**Given instruction**
Please transcribe the records precisely; pictures stay out of your copy.

**Records shown**

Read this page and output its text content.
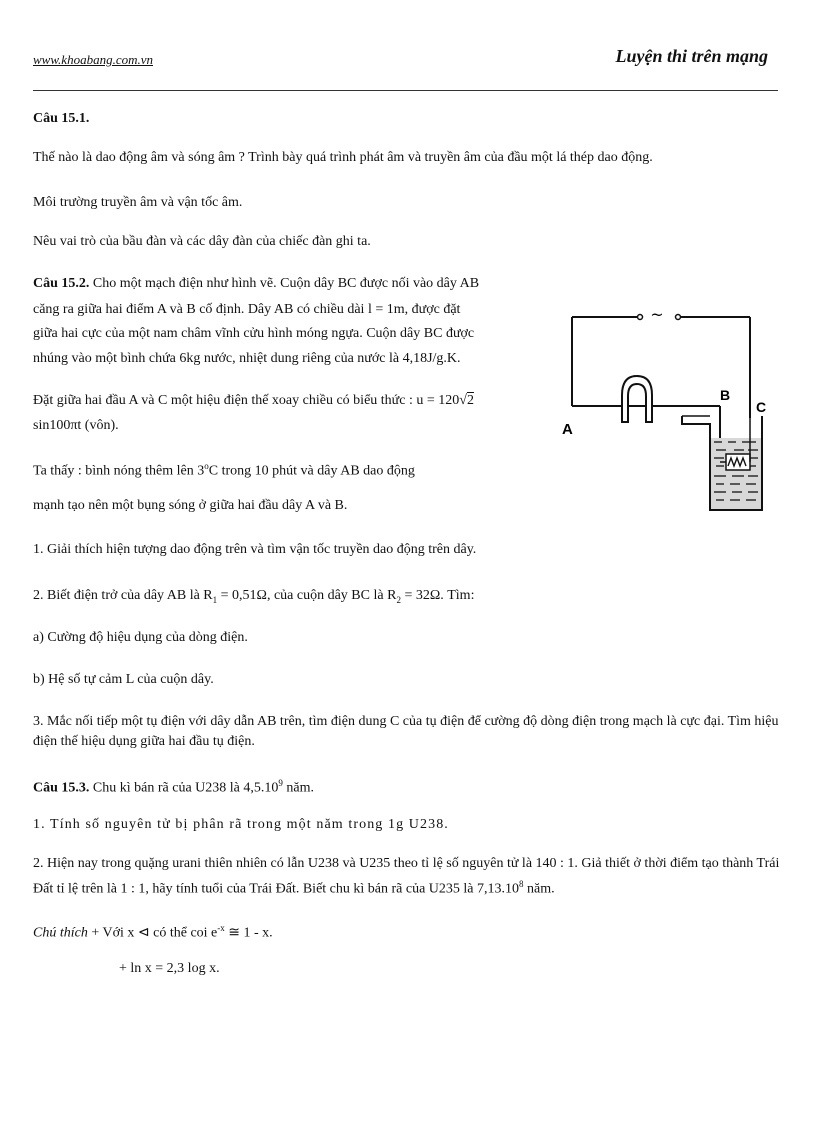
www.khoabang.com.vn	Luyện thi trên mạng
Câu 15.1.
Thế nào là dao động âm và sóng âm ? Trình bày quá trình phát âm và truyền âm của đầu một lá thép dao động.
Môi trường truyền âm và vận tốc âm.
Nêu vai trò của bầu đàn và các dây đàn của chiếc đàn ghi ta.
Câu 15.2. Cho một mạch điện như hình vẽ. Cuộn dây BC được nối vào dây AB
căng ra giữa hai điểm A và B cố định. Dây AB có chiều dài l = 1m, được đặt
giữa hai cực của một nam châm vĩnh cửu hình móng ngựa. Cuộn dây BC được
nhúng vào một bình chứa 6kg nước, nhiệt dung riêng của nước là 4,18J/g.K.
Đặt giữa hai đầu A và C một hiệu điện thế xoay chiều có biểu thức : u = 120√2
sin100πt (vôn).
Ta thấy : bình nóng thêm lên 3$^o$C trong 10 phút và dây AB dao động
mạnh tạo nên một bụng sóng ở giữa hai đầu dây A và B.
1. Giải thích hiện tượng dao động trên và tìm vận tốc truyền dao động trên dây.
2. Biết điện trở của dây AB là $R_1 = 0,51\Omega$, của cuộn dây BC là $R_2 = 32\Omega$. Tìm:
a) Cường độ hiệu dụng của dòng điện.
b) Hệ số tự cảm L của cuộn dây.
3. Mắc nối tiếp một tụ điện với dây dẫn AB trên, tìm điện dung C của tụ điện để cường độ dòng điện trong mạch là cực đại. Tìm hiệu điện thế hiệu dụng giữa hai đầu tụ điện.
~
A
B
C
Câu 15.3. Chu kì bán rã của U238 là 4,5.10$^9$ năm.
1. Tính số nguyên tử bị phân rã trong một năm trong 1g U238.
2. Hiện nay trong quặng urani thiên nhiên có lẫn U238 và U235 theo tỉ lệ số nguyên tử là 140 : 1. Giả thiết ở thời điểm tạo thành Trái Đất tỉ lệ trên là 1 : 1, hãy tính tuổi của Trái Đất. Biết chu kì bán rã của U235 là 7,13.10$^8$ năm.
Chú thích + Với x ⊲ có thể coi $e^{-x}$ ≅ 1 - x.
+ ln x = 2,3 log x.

**Written solution**
Read this page and output its text content.
www.khoabang.com.vn	Luyện thi trên mạng
Câu 15.1.
Thế nào là dao động âm và sóng âm ? Trình bày quá trình phát âm và truyền âm của đầu một lá thép dao động.
Môi trường truyền âm và vận tốc âm.
Nêu vai trò của bầu đàn và các dây đàn của chiếc đàn ghi ta.
Câu 15.2. Cho một mạch điện như hình vẽ. Cuộn dây BC được nối vào dây AB
căng ra giữa hai điểm A và B cố định. Dây AB có chiều dài l = 1m, được đặt
giữa hai cực của một nam châm vĩnh cửu hình móng ngựa. Cuộn dây BC được
nhúng vào một bình chứa 6kg nước, nhiệt dung riêng của nước là 4,18J/g.K.
Đặt giữa hai đầu A và C một hiệu điện thế xoay chiều có biểu thức : u = 120√2
sin100πt (vôn).
Ta thấy : bình nóng thêm lên 3$^o$C trong 10 phút và dây AB dao động
mạnh tạo nên một bụng sóng ở giữa hai đầu dây A và B.
1. Giải thích hiện tượng dao động trên và tìm vận tốc truyền dao động trên dây.
2. Biết điện trở của dây AB là $R_1 = 0,51\Omega$, của cuộn dây BC là $R_2 = 32\Omega$. Tìm:
a) Cường độ hiệu dụng của dòng điện.
b) Hệ số tự cảm L của cuộn dây.
3. Mắc nối tiếp một tụ điện với dây dẫn AB trên, tìm điện dung C của tụ điện để cường độ dòng điện trong mạch là cực đại. Tìm hiệu điện thế hiệu dụng giữa hai đầu tụ điện.
~
A
B
C
Câu 15.3. Chu kì bán rã của U238 là 4,5.10$^9$ năm.
1. Tính số nguyên tử bị phân rã trong một năm trong 1g U238.
2. Hiện nay trong quặng urani thiên nhiên có lẫn U238 và U235 theo tỉ lệ số nguyên tử là 140 : 1. Giả thiết ở thời điểm tạo thành Trái Đất tỉ lệ trên là 1 : 1, hãy tính tuổi của Trái Đất. Biết chu kì bán rã của U235 là 7,13.10$^8$ năm.
Chú thích + Với x ⊲ có thể coi $e^{-x}$ ≅ 1 - x.
+ ln x = 2,3 log x.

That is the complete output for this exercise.